■ WHAT NEEDS TO BE DONE ■
Among the records that follow, count the lines with the string "device"; report only that count.

■ STORED ROWS ■

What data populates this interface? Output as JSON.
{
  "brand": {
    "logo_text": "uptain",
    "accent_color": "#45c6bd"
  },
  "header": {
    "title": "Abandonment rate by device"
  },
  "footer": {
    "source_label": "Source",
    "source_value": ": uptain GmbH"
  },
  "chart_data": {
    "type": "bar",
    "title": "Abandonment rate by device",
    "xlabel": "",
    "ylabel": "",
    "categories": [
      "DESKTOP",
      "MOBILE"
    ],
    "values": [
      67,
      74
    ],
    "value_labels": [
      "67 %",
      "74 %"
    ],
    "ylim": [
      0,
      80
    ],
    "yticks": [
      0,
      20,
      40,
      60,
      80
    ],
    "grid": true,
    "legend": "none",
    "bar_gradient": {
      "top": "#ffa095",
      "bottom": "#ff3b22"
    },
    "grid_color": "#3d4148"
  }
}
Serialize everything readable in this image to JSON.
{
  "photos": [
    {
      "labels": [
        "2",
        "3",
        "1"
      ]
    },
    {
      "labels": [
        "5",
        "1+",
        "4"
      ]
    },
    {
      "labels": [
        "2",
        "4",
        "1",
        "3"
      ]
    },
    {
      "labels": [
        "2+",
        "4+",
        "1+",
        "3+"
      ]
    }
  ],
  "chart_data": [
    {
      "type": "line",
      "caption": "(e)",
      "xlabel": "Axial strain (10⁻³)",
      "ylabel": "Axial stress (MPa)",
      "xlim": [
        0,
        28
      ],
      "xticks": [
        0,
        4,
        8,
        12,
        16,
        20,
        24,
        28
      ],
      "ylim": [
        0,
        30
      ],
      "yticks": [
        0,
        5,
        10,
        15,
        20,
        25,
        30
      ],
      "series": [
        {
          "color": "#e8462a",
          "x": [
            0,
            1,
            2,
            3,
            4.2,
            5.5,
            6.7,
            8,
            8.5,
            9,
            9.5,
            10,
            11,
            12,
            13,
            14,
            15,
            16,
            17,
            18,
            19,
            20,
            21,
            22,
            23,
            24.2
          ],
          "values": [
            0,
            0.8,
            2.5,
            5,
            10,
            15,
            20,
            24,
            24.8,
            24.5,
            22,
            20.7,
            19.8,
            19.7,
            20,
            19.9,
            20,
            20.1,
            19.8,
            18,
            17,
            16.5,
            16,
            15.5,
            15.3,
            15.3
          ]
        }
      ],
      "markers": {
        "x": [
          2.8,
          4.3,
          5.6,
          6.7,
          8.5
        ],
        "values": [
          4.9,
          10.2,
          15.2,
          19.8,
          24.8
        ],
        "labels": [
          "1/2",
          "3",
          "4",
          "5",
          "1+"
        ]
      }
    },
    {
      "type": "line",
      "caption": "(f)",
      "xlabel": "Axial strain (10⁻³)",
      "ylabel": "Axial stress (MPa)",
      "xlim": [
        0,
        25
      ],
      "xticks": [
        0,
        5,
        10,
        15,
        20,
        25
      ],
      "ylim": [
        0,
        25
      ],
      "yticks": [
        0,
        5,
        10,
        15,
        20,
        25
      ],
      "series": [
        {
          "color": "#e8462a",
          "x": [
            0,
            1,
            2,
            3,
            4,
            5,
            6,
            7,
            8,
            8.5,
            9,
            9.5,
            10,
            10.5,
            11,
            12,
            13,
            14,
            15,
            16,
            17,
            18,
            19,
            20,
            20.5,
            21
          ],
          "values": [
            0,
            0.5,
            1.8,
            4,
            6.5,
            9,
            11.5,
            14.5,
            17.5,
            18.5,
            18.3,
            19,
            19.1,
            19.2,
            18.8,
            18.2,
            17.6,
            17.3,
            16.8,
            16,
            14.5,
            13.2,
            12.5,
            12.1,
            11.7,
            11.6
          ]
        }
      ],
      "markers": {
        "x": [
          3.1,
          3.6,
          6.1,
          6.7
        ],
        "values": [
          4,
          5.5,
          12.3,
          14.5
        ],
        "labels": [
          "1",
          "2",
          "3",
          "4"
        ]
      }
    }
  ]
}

■ WRITTEN SOLUTION ■
2